__Exercise aim__
From the listing below, return each line that includes "count".

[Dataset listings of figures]
━━━━━━
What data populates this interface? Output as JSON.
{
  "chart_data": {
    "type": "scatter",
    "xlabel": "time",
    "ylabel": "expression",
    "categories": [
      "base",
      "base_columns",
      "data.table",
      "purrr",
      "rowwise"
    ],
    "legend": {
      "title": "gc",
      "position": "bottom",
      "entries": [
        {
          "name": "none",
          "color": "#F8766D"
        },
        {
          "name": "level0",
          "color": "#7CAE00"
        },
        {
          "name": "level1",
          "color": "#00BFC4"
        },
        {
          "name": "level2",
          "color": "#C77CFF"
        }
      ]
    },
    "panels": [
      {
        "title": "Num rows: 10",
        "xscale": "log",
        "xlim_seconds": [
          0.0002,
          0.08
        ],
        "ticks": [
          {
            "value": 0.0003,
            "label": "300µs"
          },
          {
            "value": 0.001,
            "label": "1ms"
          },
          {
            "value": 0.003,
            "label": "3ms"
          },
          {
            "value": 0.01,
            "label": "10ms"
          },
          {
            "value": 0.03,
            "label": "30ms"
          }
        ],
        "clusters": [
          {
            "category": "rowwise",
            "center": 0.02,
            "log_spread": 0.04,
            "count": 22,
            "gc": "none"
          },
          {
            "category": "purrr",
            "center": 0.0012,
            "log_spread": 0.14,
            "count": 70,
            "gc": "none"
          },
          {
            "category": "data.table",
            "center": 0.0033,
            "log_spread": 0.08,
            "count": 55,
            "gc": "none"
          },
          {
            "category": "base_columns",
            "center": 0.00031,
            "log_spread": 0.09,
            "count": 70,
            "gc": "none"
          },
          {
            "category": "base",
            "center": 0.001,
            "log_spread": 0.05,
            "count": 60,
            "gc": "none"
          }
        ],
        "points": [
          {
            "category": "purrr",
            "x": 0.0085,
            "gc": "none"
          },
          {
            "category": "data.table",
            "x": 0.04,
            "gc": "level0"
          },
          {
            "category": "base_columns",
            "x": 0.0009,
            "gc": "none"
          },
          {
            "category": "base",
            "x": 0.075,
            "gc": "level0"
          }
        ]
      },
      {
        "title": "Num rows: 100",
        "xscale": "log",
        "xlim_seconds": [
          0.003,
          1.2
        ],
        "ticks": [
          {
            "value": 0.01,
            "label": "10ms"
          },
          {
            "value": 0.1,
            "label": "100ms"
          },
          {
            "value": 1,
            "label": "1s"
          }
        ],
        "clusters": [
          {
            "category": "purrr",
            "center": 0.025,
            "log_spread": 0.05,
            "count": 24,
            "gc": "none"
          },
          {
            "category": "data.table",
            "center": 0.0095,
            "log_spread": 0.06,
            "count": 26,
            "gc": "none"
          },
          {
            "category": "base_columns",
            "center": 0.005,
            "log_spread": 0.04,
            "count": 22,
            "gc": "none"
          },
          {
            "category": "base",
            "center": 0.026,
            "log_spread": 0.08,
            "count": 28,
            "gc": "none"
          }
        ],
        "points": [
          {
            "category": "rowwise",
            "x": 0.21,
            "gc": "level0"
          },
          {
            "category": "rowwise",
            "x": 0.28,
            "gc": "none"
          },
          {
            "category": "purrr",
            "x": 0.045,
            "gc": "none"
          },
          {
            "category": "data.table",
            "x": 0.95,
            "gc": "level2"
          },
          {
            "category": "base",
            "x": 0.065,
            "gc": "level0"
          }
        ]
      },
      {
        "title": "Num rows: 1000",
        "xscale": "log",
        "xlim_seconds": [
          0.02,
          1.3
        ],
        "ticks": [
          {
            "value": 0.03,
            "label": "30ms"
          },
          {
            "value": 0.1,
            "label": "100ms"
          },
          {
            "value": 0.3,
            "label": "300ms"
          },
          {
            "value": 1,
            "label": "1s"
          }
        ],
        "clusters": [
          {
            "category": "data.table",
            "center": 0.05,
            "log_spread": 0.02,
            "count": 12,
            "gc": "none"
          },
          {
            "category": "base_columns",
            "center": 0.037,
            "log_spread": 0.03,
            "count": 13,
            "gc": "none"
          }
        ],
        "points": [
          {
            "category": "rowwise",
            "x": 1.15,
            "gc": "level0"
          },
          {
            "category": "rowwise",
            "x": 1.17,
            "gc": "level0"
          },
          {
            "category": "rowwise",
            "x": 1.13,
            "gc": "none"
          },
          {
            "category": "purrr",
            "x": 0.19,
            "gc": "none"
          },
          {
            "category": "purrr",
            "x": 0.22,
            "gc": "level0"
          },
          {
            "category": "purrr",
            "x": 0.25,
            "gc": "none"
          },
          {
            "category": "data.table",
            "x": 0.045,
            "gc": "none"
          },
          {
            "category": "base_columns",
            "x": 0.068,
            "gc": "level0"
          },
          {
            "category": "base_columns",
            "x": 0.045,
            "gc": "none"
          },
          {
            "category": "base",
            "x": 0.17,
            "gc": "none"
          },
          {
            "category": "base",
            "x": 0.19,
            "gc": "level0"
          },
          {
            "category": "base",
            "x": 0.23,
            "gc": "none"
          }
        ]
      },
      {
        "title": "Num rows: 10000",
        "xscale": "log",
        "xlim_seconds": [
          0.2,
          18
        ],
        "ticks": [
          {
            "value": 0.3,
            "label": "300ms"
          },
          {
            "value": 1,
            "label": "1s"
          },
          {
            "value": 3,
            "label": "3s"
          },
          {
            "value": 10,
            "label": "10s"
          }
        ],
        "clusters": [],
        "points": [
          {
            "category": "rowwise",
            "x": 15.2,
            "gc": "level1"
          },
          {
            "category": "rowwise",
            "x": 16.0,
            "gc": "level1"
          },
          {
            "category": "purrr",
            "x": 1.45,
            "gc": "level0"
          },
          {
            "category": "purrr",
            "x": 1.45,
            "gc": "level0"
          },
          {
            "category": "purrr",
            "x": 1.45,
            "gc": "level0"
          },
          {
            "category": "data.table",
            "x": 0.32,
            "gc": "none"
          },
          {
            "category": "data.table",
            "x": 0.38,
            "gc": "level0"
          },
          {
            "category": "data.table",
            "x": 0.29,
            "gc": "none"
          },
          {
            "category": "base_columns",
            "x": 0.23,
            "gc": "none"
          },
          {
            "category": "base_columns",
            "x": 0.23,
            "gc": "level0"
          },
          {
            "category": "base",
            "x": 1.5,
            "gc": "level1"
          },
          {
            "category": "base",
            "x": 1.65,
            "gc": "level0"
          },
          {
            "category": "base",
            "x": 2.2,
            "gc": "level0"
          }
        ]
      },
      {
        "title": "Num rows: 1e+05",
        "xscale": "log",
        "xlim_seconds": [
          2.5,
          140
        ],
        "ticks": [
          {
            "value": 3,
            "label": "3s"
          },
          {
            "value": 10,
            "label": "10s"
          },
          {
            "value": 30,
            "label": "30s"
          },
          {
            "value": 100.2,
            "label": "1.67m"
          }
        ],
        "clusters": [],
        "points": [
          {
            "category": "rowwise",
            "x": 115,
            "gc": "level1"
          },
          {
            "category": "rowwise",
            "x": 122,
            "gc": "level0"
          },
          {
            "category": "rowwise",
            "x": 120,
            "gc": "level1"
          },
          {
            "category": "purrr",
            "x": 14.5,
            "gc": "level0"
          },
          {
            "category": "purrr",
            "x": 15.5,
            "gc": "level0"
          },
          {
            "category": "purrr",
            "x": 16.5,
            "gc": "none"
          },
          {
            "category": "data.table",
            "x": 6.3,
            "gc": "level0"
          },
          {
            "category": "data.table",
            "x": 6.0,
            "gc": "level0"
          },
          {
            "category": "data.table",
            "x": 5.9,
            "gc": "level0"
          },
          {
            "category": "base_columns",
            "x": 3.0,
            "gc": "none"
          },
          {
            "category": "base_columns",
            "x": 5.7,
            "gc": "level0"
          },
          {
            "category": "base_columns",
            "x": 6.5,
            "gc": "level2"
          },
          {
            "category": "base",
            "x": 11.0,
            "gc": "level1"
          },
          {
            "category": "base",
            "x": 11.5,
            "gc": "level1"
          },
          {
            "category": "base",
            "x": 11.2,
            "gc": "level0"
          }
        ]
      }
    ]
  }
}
━━━━━━
__Result of this task__
            "count": 22,
            "count": 70,
            "count": 55,
            "count": 70,
            "count": 60,
            "count": 24,
            "count": 26,
            "count": 22,
            "count": 28,
            "count": 12,
            "count": 13,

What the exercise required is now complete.